-- BEGIN --

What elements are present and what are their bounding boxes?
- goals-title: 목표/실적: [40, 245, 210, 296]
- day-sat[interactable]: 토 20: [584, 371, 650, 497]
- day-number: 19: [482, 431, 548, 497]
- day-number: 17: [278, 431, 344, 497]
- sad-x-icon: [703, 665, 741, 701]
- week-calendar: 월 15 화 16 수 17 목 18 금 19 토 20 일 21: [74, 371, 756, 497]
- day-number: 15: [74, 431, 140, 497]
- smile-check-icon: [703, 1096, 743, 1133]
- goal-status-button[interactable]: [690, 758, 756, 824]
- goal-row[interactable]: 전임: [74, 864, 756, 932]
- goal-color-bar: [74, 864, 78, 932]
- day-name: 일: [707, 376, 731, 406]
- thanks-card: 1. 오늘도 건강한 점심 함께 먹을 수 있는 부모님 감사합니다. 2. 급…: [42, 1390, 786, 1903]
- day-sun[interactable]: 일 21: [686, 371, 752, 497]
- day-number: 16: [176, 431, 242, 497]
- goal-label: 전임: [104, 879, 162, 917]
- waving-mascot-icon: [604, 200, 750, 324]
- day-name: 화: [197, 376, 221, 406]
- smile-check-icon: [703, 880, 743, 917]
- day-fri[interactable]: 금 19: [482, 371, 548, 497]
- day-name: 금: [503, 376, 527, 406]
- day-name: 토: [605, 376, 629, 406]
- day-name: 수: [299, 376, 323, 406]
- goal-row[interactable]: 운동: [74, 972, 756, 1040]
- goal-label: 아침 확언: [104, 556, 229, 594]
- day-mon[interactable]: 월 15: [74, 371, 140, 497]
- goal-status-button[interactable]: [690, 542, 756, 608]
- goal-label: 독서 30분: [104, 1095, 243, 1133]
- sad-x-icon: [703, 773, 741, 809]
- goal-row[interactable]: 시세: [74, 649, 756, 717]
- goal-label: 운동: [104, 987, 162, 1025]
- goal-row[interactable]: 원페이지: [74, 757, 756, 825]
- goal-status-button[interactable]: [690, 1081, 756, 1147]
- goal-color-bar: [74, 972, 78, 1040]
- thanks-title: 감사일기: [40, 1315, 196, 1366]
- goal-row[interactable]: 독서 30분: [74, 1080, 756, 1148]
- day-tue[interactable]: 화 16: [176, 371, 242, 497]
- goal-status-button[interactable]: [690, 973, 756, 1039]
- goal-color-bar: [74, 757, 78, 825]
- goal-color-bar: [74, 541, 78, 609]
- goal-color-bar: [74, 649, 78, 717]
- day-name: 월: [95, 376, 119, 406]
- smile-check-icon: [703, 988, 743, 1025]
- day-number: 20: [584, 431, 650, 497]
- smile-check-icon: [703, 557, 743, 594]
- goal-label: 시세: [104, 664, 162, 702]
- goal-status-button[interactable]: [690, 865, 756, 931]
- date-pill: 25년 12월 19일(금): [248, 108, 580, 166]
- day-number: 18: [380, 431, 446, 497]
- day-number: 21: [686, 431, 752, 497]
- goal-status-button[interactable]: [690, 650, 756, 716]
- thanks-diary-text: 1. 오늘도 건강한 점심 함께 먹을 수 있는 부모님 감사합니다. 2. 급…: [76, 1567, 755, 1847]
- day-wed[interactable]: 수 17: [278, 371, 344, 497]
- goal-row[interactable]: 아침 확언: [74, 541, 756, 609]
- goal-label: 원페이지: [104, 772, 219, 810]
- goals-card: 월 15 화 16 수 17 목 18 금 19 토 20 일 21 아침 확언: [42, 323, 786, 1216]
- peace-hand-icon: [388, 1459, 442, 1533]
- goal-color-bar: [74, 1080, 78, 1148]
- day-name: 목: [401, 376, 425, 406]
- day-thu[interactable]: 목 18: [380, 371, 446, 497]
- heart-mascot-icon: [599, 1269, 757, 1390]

-- END --

EXERCISE PROMPT – Please copy the whole listing above line for line, changing nothing.

TASK ANSWER –
What elements are present and what are their bounding boxes?
- goals-title: 목표/실적: [40, 245, 210, 296]
- day-sat[interactable]: 토 20: [584, 371, 650, 497]
- day-number: 19: [482, 431, 548, 497]
- day-number: 17: [278, 431, 344, 497]
- sad-x-icon: [703, 665, 741, 701]
- week-calendar: 월 15 화 16 수 17 목 18 금 19 토 20 일 21: [74, 371, 756, 497]
- day-number: 15: [74, 431, 140, 497]
- smile-check-icon: [703, 1096, 743, 1133]
- goal-status-button[interactable]: [690, 758, 756, 824]
- goal-row[interactable]: 전임: [74, 864, 756, 932]
- goal-color-bar: [74, 864, 78, 932]
- day-name: 일: [707, 376, 731, 406]
- thanks-card: 1. 오늘도 건강한 점심 함께 먹을 수 있는 부모님 감사합니다. 2. 급…: [42, 1390, 786, 1903]
- day-sun[interactable]: 일 21: [686, 371, 752, 497]
- day-number: 16: [176, 431, 242, 497]
- goal-label: 전임: [104, 879, 162, 917]
- waving-mascot-icon: [604, 200, 750, 324]
- day-name: 화: [197, 376, 221, 406]
- smile-check-icon: [703, 880, 743, 917]
- day-fri[interactable]: 금 19: [482, 371, 548, 497]
- day-name: 금: [503, 376, 527, 406]
- day-name: 토: [605, 376, 629, 406]
- day-name: 수: [299, 376, 323, 406]
- goal-row[interactable]: 운동: [74, 972, 756, 1040]
- goal-label: 아침 확언: [104, 556, 229, 594]
- day-mon[interactable]: 월 15: [74, 371, 140, 497]
- goal-status-button[interactable]: [690, 542, 756, 608]
- goal-label: 독서 30분: [104, 1095, 243, 1133]
- sad-x-icon: [703, 773, 741, 809]
- goal-row[interactable]: 시세: [74, 649, 756, 717]
- goal-label: 운동: [104, 987, 162, 1025]
- goal-row[interactable]: 원페이지: [74, 757, 756, 825]
- goal-status-button[interactable]: [690, 1081, 756, 1147]
- goal-color-bar: [74, 972, 78, 1040]
- thanks-title: 감사일기: [40, 1315, 196, 1366]
- goal-row[interactable]: 독서 30분: [74, 1080, 756, 1148]
- day-tue[interactable]: 화 16: [176, 371, 242, 497]
- goal-status-button[interactable]: [690, 973, 756, 1039]
- goal-color-bar: [74, 757, 78, 825]
- goal-color-bar: [74, 541, 78, 609]
- goal-color-bar: [74, 649, 78, 717]
- day-name: 월: [95, 376, 119, 406]
- smile-check-icon: [703, 988, 743, 1025]
- day-number: 20: [584, 431, 650, 497]
- smile-check-icon: [703, 557, 743, 594]
- goal-label: 시세: [104, 664, 162, 702]
- goal-status-button[interactable]: [690, 865, 756, 931]
- date-pill: 25년 12월 19일(금): [248, 108, 580, 166]
- day-number: 18: [380, 431, 446, 497]
- day-number: 21: [686, 431, 752, 497]
- goal-status-button[interactable]: [690, 650, 756, 716]
- thanks-diary-text: 1. 오늘도 건강한 점심 함께 먹을 수 있는 부모님 감사합니다. 2. 급…: [76, 1567, 755, 1847]
- day-wed[interactable]: 수 17: [278, 371, 344, 497]
- goal-row[interactable]: 아침 확언: [74, 541, 756, 609]
- goal-label: 원페이지: [104, 772, 219, 810]
- goals-card: 월 15 화 16 수 17 목 18 금 19 토 20 일 21 아침 확언: [42, 323, 786, 1216]
- peace-hand-icon: [388, 1459, 442, 1533]
- goal-color-bar: [74, 1080, 78, 1148]
- day-name: 목: [401, 376, 425, 406]
- day-thu[interactable]: 목 18: [380, 371, 446, 497]
- heart-mascot-icon: [599, 1269, 757, 1390]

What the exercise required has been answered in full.